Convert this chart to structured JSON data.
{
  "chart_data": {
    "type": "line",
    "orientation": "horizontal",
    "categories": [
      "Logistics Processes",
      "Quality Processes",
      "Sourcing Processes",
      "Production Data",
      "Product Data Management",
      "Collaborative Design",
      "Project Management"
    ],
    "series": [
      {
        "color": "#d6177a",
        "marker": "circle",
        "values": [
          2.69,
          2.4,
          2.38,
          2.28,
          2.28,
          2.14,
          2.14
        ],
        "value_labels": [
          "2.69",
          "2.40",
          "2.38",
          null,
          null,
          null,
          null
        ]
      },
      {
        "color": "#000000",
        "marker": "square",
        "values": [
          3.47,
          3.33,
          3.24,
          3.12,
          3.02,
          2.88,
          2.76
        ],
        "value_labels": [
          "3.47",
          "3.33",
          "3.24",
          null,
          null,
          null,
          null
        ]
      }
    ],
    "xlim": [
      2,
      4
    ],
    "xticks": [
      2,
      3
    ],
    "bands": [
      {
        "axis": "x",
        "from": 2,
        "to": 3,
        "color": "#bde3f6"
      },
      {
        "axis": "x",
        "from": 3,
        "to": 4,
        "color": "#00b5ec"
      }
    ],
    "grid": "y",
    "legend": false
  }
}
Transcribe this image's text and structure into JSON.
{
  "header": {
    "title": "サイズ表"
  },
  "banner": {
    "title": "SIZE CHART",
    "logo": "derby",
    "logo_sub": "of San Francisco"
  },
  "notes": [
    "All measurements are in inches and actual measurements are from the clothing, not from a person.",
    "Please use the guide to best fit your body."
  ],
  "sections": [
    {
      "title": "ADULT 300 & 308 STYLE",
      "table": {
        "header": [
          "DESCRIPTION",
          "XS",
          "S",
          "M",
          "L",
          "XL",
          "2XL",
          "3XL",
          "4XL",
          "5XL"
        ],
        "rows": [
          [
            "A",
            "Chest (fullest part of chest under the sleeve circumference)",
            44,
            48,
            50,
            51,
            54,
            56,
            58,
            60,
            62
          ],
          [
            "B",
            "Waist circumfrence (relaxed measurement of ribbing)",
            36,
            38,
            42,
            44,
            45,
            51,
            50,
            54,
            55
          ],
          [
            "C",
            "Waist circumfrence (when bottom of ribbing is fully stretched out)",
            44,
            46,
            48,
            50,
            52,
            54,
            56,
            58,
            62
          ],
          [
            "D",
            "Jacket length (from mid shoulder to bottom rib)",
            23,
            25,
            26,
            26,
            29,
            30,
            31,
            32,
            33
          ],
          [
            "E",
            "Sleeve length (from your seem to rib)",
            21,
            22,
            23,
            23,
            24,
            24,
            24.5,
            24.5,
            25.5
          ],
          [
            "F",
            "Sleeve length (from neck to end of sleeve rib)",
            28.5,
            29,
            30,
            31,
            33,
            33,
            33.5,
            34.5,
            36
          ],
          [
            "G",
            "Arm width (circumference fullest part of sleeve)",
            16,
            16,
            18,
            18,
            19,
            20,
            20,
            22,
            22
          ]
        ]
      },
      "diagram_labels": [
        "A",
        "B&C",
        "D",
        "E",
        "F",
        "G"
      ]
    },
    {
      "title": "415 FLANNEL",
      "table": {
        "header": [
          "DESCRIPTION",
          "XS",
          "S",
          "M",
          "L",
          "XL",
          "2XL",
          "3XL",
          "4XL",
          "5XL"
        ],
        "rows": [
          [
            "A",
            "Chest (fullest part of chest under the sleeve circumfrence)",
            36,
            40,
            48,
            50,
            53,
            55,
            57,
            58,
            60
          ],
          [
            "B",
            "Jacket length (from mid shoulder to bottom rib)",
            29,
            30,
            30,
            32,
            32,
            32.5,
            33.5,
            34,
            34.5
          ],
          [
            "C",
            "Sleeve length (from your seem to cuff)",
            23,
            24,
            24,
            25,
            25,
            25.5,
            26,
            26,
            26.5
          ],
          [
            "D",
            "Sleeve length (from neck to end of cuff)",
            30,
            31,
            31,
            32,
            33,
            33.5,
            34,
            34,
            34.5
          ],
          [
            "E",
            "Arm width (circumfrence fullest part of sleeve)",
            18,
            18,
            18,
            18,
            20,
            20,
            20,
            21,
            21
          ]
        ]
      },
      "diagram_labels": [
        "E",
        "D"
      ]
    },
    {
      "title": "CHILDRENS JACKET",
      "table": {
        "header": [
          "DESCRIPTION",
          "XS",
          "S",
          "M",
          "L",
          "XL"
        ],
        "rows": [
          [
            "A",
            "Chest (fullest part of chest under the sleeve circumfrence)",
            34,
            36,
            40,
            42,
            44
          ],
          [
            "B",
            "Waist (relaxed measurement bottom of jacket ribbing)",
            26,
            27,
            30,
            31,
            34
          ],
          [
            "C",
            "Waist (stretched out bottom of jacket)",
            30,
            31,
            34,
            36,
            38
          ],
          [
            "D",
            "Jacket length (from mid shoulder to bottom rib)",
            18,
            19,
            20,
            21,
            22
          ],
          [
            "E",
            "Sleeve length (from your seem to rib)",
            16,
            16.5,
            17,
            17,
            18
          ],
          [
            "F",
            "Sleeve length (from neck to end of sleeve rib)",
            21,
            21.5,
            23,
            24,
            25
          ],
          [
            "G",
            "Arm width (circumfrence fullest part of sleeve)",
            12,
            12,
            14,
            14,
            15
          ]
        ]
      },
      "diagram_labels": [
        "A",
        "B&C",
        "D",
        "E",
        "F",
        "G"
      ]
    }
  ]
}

## [Direction]
Select all lines in the listing above where the word "relaxed" appears, and show them.

## [The output]
            "Waist circumfrence (relaxed measurement of ribbing)",
            "Waist (relaxed measurement bottom of jacket ribbing)",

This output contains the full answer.